— BEGIN Task data —
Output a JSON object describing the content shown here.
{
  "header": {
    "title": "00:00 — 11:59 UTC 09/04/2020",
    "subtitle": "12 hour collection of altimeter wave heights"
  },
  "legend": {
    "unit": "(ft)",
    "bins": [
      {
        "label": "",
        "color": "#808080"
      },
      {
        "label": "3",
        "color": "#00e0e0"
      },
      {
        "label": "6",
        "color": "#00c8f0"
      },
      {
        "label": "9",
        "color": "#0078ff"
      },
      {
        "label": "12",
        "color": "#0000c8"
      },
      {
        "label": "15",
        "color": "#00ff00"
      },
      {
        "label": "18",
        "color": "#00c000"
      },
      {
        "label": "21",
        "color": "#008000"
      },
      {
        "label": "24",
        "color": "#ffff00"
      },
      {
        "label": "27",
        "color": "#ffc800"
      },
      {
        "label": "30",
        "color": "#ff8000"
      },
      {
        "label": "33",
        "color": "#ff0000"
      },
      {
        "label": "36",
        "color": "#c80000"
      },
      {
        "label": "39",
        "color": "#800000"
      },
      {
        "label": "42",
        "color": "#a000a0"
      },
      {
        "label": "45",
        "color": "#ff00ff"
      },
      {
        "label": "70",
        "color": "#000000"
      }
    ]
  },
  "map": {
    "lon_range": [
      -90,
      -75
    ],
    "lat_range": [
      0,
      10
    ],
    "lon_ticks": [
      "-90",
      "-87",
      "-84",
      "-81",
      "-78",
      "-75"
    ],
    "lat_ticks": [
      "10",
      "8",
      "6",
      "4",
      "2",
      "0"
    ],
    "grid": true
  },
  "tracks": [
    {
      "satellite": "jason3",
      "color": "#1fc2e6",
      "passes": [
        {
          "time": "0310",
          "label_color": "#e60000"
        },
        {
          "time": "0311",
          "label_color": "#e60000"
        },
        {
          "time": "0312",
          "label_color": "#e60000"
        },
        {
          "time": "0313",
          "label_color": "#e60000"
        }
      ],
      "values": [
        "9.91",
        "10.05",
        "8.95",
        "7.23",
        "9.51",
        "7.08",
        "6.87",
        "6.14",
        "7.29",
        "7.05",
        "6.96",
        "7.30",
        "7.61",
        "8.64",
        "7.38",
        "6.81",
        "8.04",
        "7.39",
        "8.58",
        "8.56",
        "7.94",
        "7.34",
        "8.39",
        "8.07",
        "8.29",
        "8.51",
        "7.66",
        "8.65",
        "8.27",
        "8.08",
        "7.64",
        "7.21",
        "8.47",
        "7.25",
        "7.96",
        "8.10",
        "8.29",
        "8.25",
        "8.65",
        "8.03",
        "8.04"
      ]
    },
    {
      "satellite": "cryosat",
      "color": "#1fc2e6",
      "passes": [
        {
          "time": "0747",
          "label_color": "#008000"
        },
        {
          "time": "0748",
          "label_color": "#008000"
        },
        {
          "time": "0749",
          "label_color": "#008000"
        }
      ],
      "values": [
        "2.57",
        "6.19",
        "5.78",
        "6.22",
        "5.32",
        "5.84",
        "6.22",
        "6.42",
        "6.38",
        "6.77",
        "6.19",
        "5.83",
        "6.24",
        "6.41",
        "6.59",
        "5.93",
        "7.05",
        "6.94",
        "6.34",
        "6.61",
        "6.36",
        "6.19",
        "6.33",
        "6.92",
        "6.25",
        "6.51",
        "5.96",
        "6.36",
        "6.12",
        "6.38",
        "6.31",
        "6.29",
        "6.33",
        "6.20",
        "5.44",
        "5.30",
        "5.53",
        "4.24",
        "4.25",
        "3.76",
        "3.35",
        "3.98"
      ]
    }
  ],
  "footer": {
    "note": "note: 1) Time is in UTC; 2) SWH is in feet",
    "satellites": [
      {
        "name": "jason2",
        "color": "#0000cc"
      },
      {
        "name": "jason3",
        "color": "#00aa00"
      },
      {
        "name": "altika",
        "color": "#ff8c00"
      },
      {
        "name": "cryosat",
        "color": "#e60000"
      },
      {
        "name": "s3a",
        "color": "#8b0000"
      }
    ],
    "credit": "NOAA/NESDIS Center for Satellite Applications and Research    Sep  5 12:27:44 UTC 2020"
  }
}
— END Task data —
** Exercise **
Retype the listing exactly, in full.

** Expected output **
Output a JSON object describing the content shown here.
{
  "header": {
    "title": "00:00 — 11:59 UTC 09/04/2020",
    "subtitle": "12 hour collection of altimeter wave heights"
  },
  "legend": {
    "unit": "(ft)",
    "bins": [
      {
        "label": "",
        "color": "#808080"
      },
      {
        "label": "3",
        "color": "#00e0e0"
      },
      {
        "label": "6",
        "color": "#00c8f0"
      },
      {
        "label": "9",
        "color": "#0078ff"
      },
      {
        "label": "12",
        "color": "#0000c8"
      },
      {
        "label": "15",
        "color": "#00ff00"
      },
      {
        "label": "18",
        "color": "#00c000"
      },
      {
        "label": "21",
        "color": "#008000"
      },
      {
        "label": "24",
        "color": "#ffff00"
      },
      {
        "label": "27",
        "color": "#ffc800"
      },
      {
        "label": "30",
        "color": "#ff8000"
      },
      {
        "label": "33",
        "color": "#ff0000"
      },
      {
        "label": "36",
        "color": "#c80000"
      },
      {
        "label": "39",
        "color": "#800000"
      },
      {
        "label": "42",
        "color": "#a000a0"
      },
      {
        "label": "45",
        "color": "#ff00ff"
      },
      {
        "label": "70",
        "color": "#000000"
      }
    ]
  },
  "map": {
    "lon_range": [
      -90,
      -75
    ],
    "lat_range": [
      0,
      10
    ],
    "lon_ticks": [
      "-90",
      "-87",
      "-84",
      "-81",
      "-78",
      "-75"
    ],
    "lat_ticks": [
      "10",
      "8",
      "6",
      "4",
      "2",
      "0"
    ],
    "grid": true
  },
  "tracks": [
    {
      "satellite": "jason3",
      "color": "#1fc2e6",
      "passes": [
        {
          "time": "0310",
          "label_color": "#e60000"
        },
        {
          "time": "0311",
          "label_color": "#e60000"
        },
        {
          "time": "0312",
          "label_color": "#e60000"
        },
        {
          "time": "0313",
          "label_color": "#e60000"
        }
      ],
      "values": [
        "9.91",
        "10.05",
        "8.95",
        "7.23",
        "9.51",
        "7.08",
        "6.87",
        "6.14",
        "7.29",
        "7.05",
        "6.96",
        "7.30",
        "7.61",
        "8.64",
        "7.38",
        "6.81",
        "8.04",
        "7.39",
        "8.58",
        "8.56",
        "7.94",
        "7.34",
        "8.39",
        "8.07",
        "8.29",
        "8.51",
        "7.66",
        "8.65",
        "8.27",
        "8.08",
        "7.64",
        "7.21",
        "8.47",
        "7.25",
        "7.96",
        "8.10",
        "8.29",
        "8.25",
        "8.65",
        "8.03",
        "8.04"
      ]
    },
    {
      "satellite": "cryosat",
      "color": "#1fc2e6",
      "passes": [
        {
          "time": "0747",
          "label_color": "#008000"
        },
        {
          "time": "0748",
          "label_color": "#008000"
        },
        {
          "time": "0749",
          "label_color": "#008000"
        }
      ],
      "values": [
        "2.57",
        "6.19",
        "5.78",
        "6.22",
        "5.32",
        "5.84",
        "6.22",
        "6.42",
        "6.38",
        "6.77",
        "6.19",
        "5.83",
        "6.24",
        "6.41",
        "6.59",
        "5.93",
        "7.05",
        "6.94",
        "6.34",
        "6.61",
        "6.36",
        "6.19",
        "6.33",
        "6.92",
        "6.25",
        "6.51",
        "5.96",
        "6.36",
        "6.12",
        "6.38",
        "6.31",
        "6.29",
        "6.33",
        "6.20",
        "5.44",
        "5.30",
        "5.53",
        "4.24",
        "4.25",
        "3.76",
        "3.35",
        "3.98"
      ]
    }
  ],
  "footer": {
    "note": "note: 1) Time is in UTC; 2) SWH is in feet",
    "satellites": [
      {
        "name": "jason2",
        "color": "#0000cc"
      },
      {
        "name": "jason3",
        "color": "#00aa00"
      },
      {
        "name": "altika",
        "color": "#ff8c00"
      },
      {
        "name": "cryosat",
        "color": "#e60000"
      },
      {
        "name": "s3a",
        "color": "#8b0000"
      }
    ],
    "credit": "NOAA/NESDIS Center for Satellite Applications and Research    Sep  5 12:27:44 UTC 2020"
  }
}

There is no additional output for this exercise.